Task goal >> Copy the material below in full, substituting "Gradient" for every occurrence of "Slope" and leaving all other text unchanged.

Records for the task >>
*-*-*

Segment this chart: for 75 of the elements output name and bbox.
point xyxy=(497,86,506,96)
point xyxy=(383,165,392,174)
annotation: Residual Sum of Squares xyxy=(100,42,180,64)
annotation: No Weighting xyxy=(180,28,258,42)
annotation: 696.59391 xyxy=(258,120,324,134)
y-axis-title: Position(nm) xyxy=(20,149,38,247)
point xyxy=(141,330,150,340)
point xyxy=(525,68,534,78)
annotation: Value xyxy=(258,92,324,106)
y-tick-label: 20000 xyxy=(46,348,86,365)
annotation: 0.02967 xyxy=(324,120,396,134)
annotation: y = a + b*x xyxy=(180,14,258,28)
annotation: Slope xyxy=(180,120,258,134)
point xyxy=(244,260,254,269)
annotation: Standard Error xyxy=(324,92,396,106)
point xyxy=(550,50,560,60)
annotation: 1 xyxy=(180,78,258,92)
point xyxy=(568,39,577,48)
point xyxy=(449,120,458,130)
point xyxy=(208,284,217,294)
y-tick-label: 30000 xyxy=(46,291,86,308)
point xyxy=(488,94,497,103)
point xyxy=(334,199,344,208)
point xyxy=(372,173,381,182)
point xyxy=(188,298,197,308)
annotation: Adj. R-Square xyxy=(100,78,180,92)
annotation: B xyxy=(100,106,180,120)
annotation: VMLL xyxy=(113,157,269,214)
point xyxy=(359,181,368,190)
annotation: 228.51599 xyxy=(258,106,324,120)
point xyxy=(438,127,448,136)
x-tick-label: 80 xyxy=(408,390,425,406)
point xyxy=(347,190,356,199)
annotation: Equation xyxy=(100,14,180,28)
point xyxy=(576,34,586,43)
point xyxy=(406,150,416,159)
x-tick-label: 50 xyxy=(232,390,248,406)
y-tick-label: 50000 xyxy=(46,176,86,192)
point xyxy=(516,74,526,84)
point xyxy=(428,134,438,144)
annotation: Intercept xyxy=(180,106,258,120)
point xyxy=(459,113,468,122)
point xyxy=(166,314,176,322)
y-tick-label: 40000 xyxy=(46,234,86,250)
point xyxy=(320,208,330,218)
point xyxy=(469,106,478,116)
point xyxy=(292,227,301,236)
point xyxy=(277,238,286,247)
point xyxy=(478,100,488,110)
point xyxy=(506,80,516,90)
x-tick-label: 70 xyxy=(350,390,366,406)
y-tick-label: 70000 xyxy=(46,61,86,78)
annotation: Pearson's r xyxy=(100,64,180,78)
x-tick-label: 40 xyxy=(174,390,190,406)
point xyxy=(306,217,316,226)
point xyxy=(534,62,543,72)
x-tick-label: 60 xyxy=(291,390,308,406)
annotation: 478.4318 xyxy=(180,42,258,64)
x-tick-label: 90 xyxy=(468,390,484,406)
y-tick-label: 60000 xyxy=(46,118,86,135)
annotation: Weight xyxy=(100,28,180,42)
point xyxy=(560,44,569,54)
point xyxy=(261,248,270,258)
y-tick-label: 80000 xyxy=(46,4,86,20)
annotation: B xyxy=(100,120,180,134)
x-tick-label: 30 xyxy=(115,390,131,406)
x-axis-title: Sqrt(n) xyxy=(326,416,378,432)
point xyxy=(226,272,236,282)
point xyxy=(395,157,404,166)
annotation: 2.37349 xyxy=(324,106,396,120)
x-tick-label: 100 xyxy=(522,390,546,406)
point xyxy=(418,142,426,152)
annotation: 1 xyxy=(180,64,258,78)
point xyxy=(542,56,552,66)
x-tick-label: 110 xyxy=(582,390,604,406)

*-*-*

Written solution >>
Segment this chart: for 75 of the elements output name and bbox.
point xyxy=(497,86,506,96)
point xyxy=(383,165,392,174)
annotation: Residual Sum of Squares xyxy=(100,42,180,64)
annotation: No Weighting xyxy=(180,28,258,42)
annotation: 696.59391 xyxy=(258,120,324,134)
y-axis-title: Position(nm) xyxy=(20,149,38,247)
point xyxy=(141,330,150,340)
point xyxy=(525,68,534,78)
annotation: Value xyxy=(258,92,324,106)
y-tick-label: 20000 xyxy=(46,348,86,365)
annotation: 0.02967 xyxy=(324,120,396,134)
annotation: y = a + b*x xyxy=(180,14,258,28)
annotation: Gradient xyxy=(180,120,258,134)
point xyxy=(244,260,254,269)
annotation: Standard Error xyxy=(324,92,396,106)
point xyxy=(550,50,560,60)
annotation: 1 xyxy=(180,78,258,92)
point xyxy=(568,39,577,48)
point xyxy=(449,120,458,130)
point xyxy=(208,284,217,294)
y-tick-label: 30000 xyxy=(46,291,86,308)
point xyxy=(488,94,497,103)
point xyxy=(334,199,344,208)
point xyxy=(372,173,381,182)
point xyxy=(188,298,197,308)
annotation: Adj. R-Square xyxy=(100,78,180,92)
annotation: B xyxy=(100,106,180,120)
annotation: VMLL xyxy=(113,157,269,214)
point xyxy=(359,181,368,190)
annotation: 228.51599 xyxy=(258,106,324,120)
point xyxy=(438,127,448,136)
x-tick-label: 80 xyxy=(408,390,425,406)
point xyxy=(347,190,356,199)
annotation: Equation xyxy=(100,14,180,28)
point xyxy=(576,34,586,43)
point xyxy=(406,150,416,159)
x-tick-label: 50 xyxy=(232,390,248,406)
y-tick-label: 50000 xyxy=(46,176,86,192)
point xyxy=(516,74,526,84)
point xyxy=(428,134,438,144)
annotation: Intercept xyxy=(180,106,258,120)
point xyxy=(459,113,468,122)
point xyxy=(166,314,176,322)
y-tick-label: 40000 xyxy=(46,234,86,250)
point xyxy=(320,208,330,218)
point xyxy=(469,106,478,116)
point xyxy=(292,227,301,236)
point xyxy=(277,238,286,247)
point xyxy=(478,100,488,110)
point xyxy=(506,80,516,90)
x-tick-label: 70 xyxy=(350,390,366,406)
y-tick-label: 70000 xyxy=(46,61,86,78)
annotation: Pearson's r xyxy=(100,64,180,78)
x-tick-label: 40 xyxy=(174,390,190,406)
point xyxy=(306,217,316,226)
point xyxy=(534,62,543,72)
x-tick-label: 60 xyxy=(291,390,308,406)
annotation: 478.4318 xyxy=(180,42,258,64)
x-tick-label: 90 xyxy=(468,390,484,406)
y-tick-label: 60000 xyxy=(46,118,86,135)
annotation: Weight xyxy=(100,28,180,42)
point xyxy=(560,44,569,54)
point xyxy=(261,248,270,258)
y-tick-label: 80000 xyxy=(46,4,86,20)
annotation: B xyxy=(100,120,180,134)
x-tick-label: 30 xyxy=(115,390,131,406)
x-axis-title: Sqrt(n) xyxy=(326,416,378,432)
point xyxy=(226,272,236,282)
point xyxy=(395,157,404,166)
annotation: 2.37349 xyxy=(324,106,396,120)
x-tick-label: 100 xyxy=(522,390,546,406)
point xyxy=(418,142,426,152)
annotation: 1 xyxy=(180,64,258,78)
point xyxy=(542,56,552,66)
x-tick-label: 110 xyxy=(582,390,604,406)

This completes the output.